Data to process:
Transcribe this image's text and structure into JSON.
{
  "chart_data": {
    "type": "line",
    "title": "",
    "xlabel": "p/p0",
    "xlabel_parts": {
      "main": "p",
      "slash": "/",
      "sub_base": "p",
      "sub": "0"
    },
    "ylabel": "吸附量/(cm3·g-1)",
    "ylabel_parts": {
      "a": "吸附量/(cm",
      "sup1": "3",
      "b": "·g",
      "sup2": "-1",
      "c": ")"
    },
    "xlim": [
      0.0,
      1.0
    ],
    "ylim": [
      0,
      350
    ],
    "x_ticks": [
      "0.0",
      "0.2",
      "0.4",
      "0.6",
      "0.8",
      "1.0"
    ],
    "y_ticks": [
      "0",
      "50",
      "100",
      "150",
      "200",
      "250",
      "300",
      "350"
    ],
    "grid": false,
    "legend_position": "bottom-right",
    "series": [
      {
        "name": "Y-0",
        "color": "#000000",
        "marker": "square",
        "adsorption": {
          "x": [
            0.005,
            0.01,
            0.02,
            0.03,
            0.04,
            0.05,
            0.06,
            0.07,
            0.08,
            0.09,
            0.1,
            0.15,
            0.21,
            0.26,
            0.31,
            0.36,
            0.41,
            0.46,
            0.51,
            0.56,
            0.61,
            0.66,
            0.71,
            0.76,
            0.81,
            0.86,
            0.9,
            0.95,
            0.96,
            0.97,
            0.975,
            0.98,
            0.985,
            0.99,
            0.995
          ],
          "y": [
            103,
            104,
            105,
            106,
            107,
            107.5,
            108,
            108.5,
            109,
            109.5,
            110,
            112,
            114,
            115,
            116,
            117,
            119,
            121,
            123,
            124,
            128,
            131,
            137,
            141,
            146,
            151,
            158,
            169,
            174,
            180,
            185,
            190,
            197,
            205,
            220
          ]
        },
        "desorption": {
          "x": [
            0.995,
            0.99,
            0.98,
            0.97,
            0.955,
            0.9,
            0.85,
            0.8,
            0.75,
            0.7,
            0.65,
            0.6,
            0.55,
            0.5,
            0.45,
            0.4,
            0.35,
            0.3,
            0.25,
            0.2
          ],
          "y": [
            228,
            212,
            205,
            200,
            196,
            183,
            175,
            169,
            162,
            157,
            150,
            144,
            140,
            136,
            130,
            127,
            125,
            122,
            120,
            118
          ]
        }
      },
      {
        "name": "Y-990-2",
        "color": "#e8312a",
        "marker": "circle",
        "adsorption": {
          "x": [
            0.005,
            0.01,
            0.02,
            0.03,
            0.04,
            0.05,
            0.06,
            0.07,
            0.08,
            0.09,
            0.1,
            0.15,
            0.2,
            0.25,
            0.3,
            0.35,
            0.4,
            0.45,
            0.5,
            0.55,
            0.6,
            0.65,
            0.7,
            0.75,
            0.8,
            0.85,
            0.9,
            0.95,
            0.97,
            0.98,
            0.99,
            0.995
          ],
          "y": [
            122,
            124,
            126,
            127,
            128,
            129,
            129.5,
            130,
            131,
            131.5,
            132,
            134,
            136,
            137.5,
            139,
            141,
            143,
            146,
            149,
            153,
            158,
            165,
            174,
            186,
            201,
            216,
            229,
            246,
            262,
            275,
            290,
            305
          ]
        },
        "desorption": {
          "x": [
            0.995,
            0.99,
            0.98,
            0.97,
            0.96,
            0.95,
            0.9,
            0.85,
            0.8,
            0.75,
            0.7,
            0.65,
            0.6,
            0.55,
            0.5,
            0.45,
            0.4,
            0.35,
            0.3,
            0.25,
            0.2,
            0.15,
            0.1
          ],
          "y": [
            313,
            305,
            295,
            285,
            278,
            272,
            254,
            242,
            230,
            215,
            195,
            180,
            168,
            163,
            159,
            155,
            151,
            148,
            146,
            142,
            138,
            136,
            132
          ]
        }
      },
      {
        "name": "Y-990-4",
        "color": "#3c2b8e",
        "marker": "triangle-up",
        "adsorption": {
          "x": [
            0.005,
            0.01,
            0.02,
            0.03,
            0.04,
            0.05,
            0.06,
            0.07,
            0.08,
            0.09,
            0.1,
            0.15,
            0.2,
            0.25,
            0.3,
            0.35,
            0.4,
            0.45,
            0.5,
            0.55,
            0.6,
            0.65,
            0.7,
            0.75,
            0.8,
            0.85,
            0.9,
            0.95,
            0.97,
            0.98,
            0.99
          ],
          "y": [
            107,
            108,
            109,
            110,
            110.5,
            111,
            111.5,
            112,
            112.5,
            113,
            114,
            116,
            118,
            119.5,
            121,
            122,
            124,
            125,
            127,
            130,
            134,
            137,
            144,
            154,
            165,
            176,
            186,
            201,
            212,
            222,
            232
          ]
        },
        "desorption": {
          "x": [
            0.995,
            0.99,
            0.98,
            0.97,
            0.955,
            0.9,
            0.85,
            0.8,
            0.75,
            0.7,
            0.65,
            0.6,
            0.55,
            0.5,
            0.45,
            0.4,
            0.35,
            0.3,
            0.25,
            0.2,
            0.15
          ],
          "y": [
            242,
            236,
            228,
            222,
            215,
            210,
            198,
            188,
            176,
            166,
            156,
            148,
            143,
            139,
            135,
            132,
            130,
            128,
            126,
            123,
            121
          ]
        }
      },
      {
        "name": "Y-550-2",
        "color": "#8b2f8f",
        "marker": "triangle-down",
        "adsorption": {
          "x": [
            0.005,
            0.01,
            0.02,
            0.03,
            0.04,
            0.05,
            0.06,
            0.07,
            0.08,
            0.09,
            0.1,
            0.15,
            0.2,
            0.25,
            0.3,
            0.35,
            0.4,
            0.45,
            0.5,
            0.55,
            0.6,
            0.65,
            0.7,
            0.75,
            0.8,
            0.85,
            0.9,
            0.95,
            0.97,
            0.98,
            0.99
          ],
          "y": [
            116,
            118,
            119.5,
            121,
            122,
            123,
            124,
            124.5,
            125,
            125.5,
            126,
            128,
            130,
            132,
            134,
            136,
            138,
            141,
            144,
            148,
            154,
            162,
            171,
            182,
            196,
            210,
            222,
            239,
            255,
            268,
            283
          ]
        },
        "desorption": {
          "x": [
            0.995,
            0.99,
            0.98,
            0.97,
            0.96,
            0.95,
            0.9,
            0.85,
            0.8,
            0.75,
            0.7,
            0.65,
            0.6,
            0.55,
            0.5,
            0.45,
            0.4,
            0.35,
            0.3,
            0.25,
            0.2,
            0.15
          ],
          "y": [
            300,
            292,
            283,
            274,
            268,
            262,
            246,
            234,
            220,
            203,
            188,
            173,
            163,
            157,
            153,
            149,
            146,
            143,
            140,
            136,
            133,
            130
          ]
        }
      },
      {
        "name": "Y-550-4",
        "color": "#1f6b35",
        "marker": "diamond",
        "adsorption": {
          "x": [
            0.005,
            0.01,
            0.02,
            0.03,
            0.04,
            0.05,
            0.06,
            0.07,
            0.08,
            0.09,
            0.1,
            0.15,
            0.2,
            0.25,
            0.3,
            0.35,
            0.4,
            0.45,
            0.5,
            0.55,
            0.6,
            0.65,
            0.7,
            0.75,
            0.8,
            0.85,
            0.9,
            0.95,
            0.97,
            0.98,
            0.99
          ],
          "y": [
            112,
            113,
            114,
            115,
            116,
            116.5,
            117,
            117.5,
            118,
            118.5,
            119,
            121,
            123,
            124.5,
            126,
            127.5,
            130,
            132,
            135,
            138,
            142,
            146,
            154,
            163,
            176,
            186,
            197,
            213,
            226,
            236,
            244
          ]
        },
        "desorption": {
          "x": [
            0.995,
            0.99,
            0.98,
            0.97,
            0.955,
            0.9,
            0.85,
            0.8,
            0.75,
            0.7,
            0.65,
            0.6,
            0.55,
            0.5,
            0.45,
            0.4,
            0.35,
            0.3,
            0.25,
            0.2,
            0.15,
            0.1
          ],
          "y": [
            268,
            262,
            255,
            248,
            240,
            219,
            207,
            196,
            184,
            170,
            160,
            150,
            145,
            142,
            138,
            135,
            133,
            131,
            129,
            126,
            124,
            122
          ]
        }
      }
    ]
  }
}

Exercise requirements: Pull out all lines containing "color".

Problem solution:
        "color": "#000000",
        "color": "#e8312a",
        "color": "#3c2b8e",
        "color": "#8b2f8f",
        "color": "#1f6b35",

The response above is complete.